• [Exercise task]:
Lines containing the word "banner" are to be located and copied.

• [Data for the task]:
----------

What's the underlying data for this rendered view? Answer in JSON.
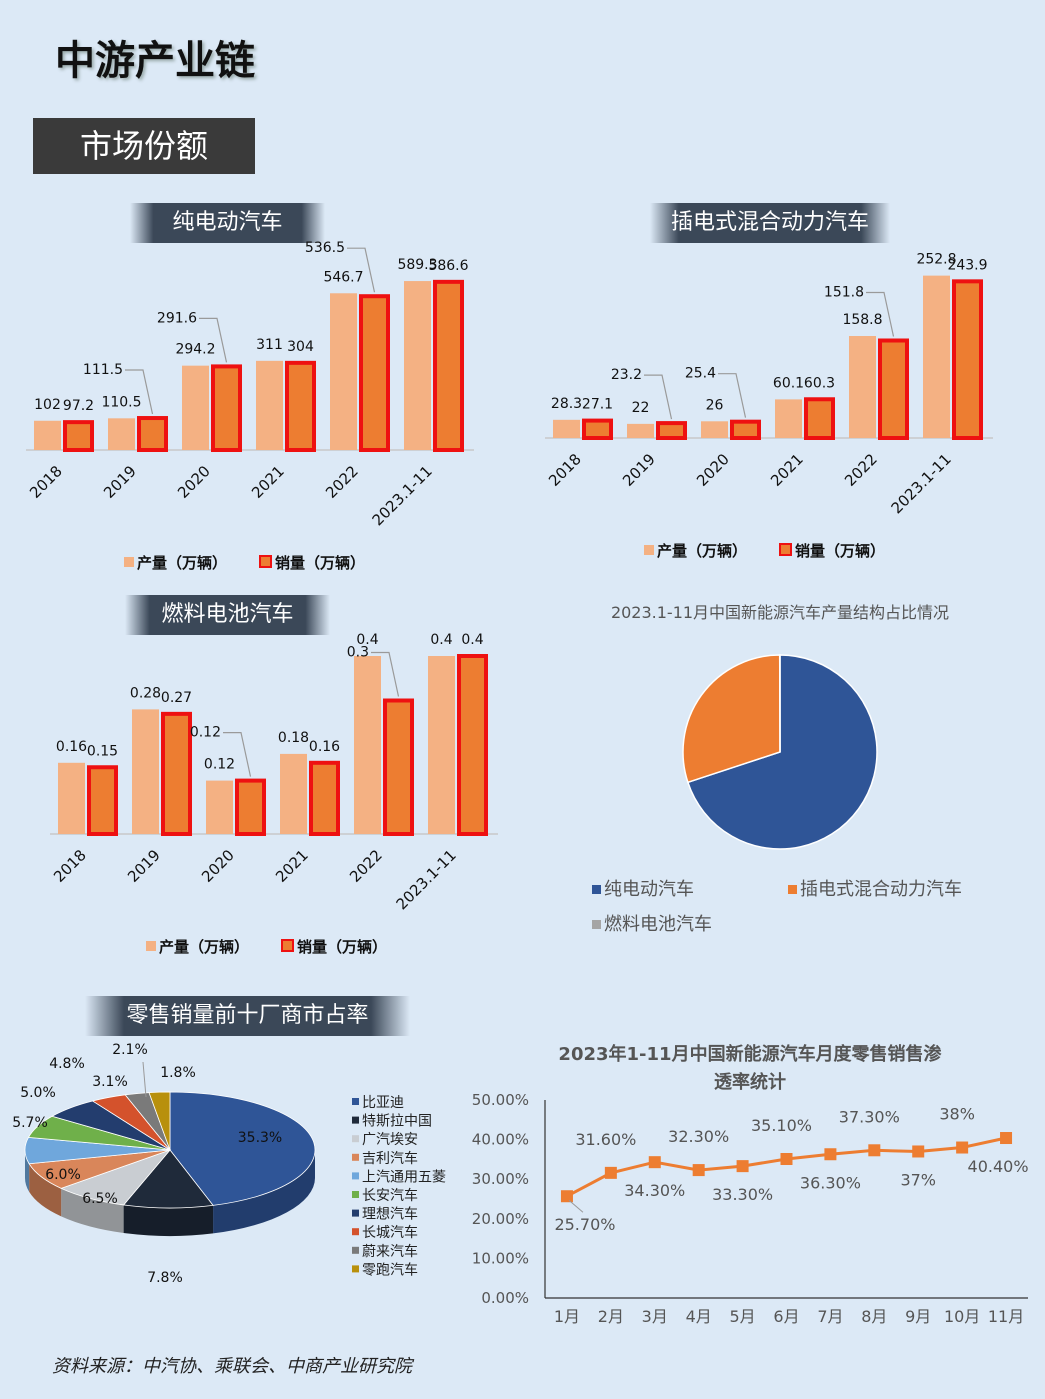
{
  "page": {
    "title": "中游产业链",
    "section": "市场份额",
    "source": "资料来源：中汽协、乘联会、中商产业研究院"
  },
  "colors": {
    "production": "#f4b183",
    "sales_fill": "#ed7d31",
    "sales_border": "#ee1111",
    "bev": "#2f5597",
    "phev": "#ed7d31",
    "fcev": "#a5a5a5",
    "line": "#ed7d31"
  },
  "chart_data": [
    {
      "id": "bev",
      "type": "bar",
      "banner": "纯电动汽车",
      "categories": [
        "2018",
        "2019",
        "2020",
        "2021",
        "2022",
        "2023.1-11"
      ],
      "series": [
        {
          "name": "产量（万辆）",
          "values": [
            102,
            110.5,
            294.2,
            311,
            546.7,
            589.3
          ]
        },
        {
          "name": "销量（万辆）",
          "values": [
            97.2,
            111.5,
            291.6,
            304,
            536.5,
            586.6
          ]
        }
      ],
      "labels": {
        "production": [
          "102",
          "110.5",
          "294.2",
          "311",
          "546.7",
          "589.3"
        ],
        "sales": [
          "97.2",
          "111.5",
          "291.6",
          "304",
          "536.5",
          "586.6"
        ]
      },
      "ylim": [
        0,
        600
      ],
      "legend_position": "bottom"
    },
    {
      "id": "phev",
      "type": "bar",
      "banner": "插电式混合动力汽车",
      "categories": [
        "2018",
        "2019",
        "2020",
        "2021",
        "2022",
        "2023.1-11"
      ],
      "series": [
        {
          "name": "产量（万辆）",
          "values": [
            28.3,
            22,
            26,
            60.1,
            158.8,
            252.8
          ]
        },
        {
          "name": "销量（万辆）",
          "values": [
            27.1,
            23.2,
            25.4,
            60.3,
            151.8,
            243.9
          ]
        }
      ],
      "labels": {
        "production": [
          "28.3",
          "22",
          "26",
          "60.1",
          "158.8",
          "252.8"
        ],
        "sales": [
          "27.1",
          "23.2",
          "25.4",
          "60.3",
          "151.8",
          "243.9"
        ]
      },
      "ylim": [
        0,
        260
      ],
      "legend_position": "bottom"
    },
    {
      "id": "fcev",
      "type": "bar",
      "banner": "燃料电池汽车",
      "categories": [
        "2018",
        "2019",
        "2020",
        "2021",
        "2022",
        "2023.1-11"
      ],
      "series": [
        {
          "name": "产量（万辆）",
          "values": [
            0.16,
            0.28,
            0.12,
            0.18,
            0.4,
            0.4
          ]
        },
        {
          "name": "销量（万辆）",
          "values": [
            0.15,
            0.27,
            0.12,
            0.16,
            0.3,
            0.4
          ]
        }
      ],
      "labels": {
        "production": [
          "0.16",
          "0.28",
          "0.12",
          "0.18",
          "0.4",
          "0.4"
        ],
        "sales": [
          "0.15",
          "0.27",
          "0.12",
          "0.16",
          "0.3",
          "0.4"
        ]
      },
      "ylim": [
        0,
        0.4
      ],
      "legend_position": "bottom"
    },
    {
      "id": "structure",
      "type": "pie",
      "title": "2023.1-11月中国新能源汽车产量结构占比情况",
      "slices": [
        {
          "name": "纯电动汽车",
          "value": 589.3
        },
        {
          "name": "插电式混合动力汽车",
          "value": 252.8
        },
        {
          "name": "燃料电池汽车",
          "value": 0.4
        }
      ],
      "legend_position": "bottom"
    },
    {
      "id": "top10",
      "type": "pie",
      "banner": "零售销量前十厂商市占率",
      "slices": [
        {
          "name": "比亚迪",
          "value": 35.3,
          "label": "35.3%",
          "color": "#2f5597"
        },
        {
          "name": "特斯拉中国",
          "value": 7.8,
          "label": "7.8%",
          "color": "#1f2a3a"
        },
        {
          "name": "广汽埃安",
          "value": 6.5,
          "label": "6.5%",
          "color": "#c9cdd2"
        },
        {
          "name": "吉利汽车",
          "value": 6.0,
          "label": "6.0%",
          "color": "#d9865a"
        },
        {
          "name": "上汽通用五菱",
          "value": 5.7,
          "label": "5.7%",
          "color": "#6fa7dc"
        },
        {
          "name": "长安汽车",
          "value": 5.0,
          "label": "5.0%",
          "color": "#6fb04a"
        },
        {
          "name": "理想汽车",
          "value": 4.8,
          "label": "4.8%",
          "color": "#233d6e"
        },
        {
          "name": "长城汽车",
          "value": 3.1,
          "label": "3.1%",
          "color": "#d4522c"
        },
        {
          "name": "蔚来汽车",
          "value": 2.1,
          "label": "2.1%",
          "color": "#7a7a7a"
        },
        {
          "name": "零跑汽车",
          "value": 1.8,
          "label": "1.8%",
          "color": "#b8900c"
        }
      ],
      "legend_position": "right"
    },
    {
      "id": "penetration",
      "type": "line",
      "title": "2023年1-11月中国新能源汽车月度零售销售渗透率统计",
      "title_lines": [
        "2023年1-11月中国新能源汽车月度零售销售渗",
        "透率统计"
      ],
      "categories": [
        "1月",
        "2月",
        "3月",
        "4月",
        "5月",
        "6月",
        "7月",
        "8月",
        "9月",
        "10月",
        "11月"
      ],
      "values": [
        25.7,
        31.6,
        34.3,
        32.3,
        33.3,
        35.1,
        36.3,
        37.3,
        37,
        38,
        40.4
      ],
      "value_labels": [
        "25.70%",
        "31.60%",
        "34.30%",
        "32.30%",
        "33.30%",
        "35.10%",
        "36.30%",
        "37.30%",
        "37%",
        "38%",
        "40.40%"
      ],
      "ylim": [
        0,
        50
      ],
      "yticks": [
        "0.00%",
        "10.00%",
        "20.00%",
        "30.00%",
        "40.00%",
        "50.00%"
      ]
    }
  ]
}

----------

• [Result below]:
      "banner": "纯电动汽车",
      "banner": "插电式混合动力汽车",
      "banner": "燃料电池汽车",
      "banner": "零售销量前十厂商市占率",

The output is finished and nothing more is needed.